(Stored entries)
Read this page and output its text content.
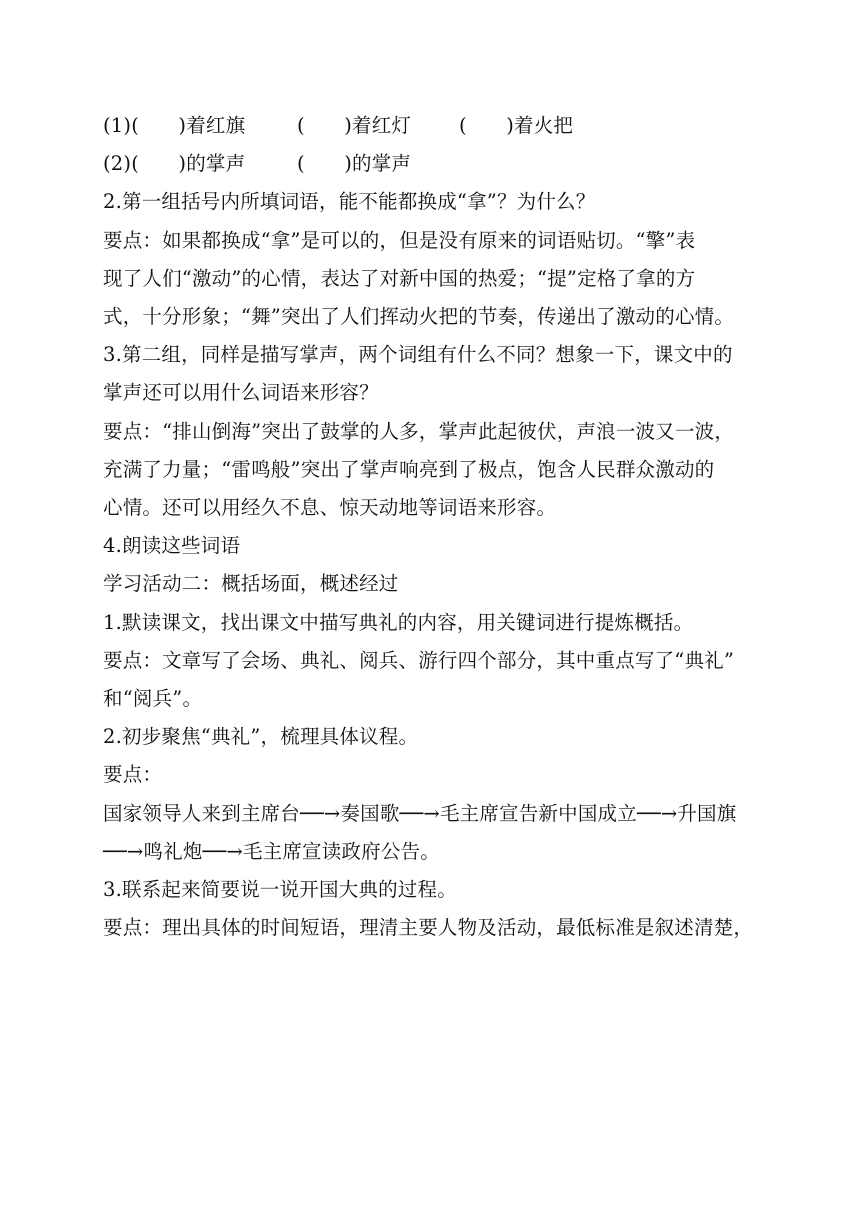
(1)(　　)着红旗	(　　)着红灯	(　　)着火把
(2)(　　)的掌声	(　　)的掌声
2.第一组括号内所填词语，能不能都换成“拿”？为什么？
要点：如果都换成“拿”是可以的，但是没有原来的词语贴切。“擎”表
现了人们“激动”的心情，表达了对新中国的热爱；“提”定格了拿的方
式，十分形象；“舞”突出了人们挥动火把的节奏，传递出了激动的心情。
3.第二组，同样是描写掌声，两个词组有什么不同？想象一下，课文中的
掌声还可以用什么词语来形容？
要点：“排山倒海”突出了鼓掌的人多，掌声此起彼伏，声浪一波又一波，
充满了力量；“雷鸣般”突出了掌声响亮到了极点，饱含人民群众激动的
心情。还可以用经久不息、惊天动地等词语来形容。
4.朗读这些词语
学习活动二：概括场面，概述经过
1.默读课文，找出课文中描写典礼的内容，用关键词进行提炼概括。
要点：文章写了会场、典礼、阅兵、游行四个部分，其中重点写了“典礼”
和“阅兵”。
2.初步聚焦“典礼”，梳理具体议程。
要点：
国家领导人来到主席台──→奏国歌──→毛主席宣告新中国成立──→升国旗
──→鸣礼炮──→毛主席宣读政府公告。
3.联系起来简要说一说开国大典的过程。
要点：理出具体的时间短语，理清主要人物及活动，最低标准是叙述清楚，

- **Given task**
Your task is to repeat the material above exactly, without its pictures.

- **Correct output**
Read this page and output its text content.
(1)(　　)着红旗	(　　)着红灯	(　　)着火把
(2)(　　)的掌声	(　　)的掌声
2.第一组括号内所填词语，能不能都换成“拿”？为什么？
要点：如果都换成“拿”是可以的，但是没有原来的词语贴切。“擎”表
现了人们“激动”的心情，表达了对新中国的热爱；“提”定格了拿的方
式，十分形象；“舞”突出了人们挥动火把的节奏，传递出了激动的心情。
3.第二组，同样是描写掌声，两个词组有什么不同？想象一下，课文中的
掌声还可以用什么词语来形容？
要点：“排山倒海”突出了鼓掌的人多，掌声此起彼伏，声浪一波又一波，
充满了力量；“雷鸣般”突出了掌声响亮到了极点，饱含人民群众激动的
心情。还可以用经久不息、惊天动地等词语来形容。
4.朗读这些词语
学习活动二：概括场面，概述经过
1.默读课文，找出课文中描写典礼的内容，用关键词进行提炼概括。
要点：文章写了会场、典礼、阅兵、游行四个部分，其中重点写了“典礼”
和“阅兵”。
2.初步聚焦“典礼”，梳理具体议程。
要点：
国家领导人来到主席台──→奏国歌──→毛主席宣告新中国成立──→升国旗
──→鸣礼炮──→毛主席宣读政府公告。
3.联系起来简要说一说开国大典的过程。
要点：理出具体的时间短语，理清主要人物及活动，最低标准是叙述清楚，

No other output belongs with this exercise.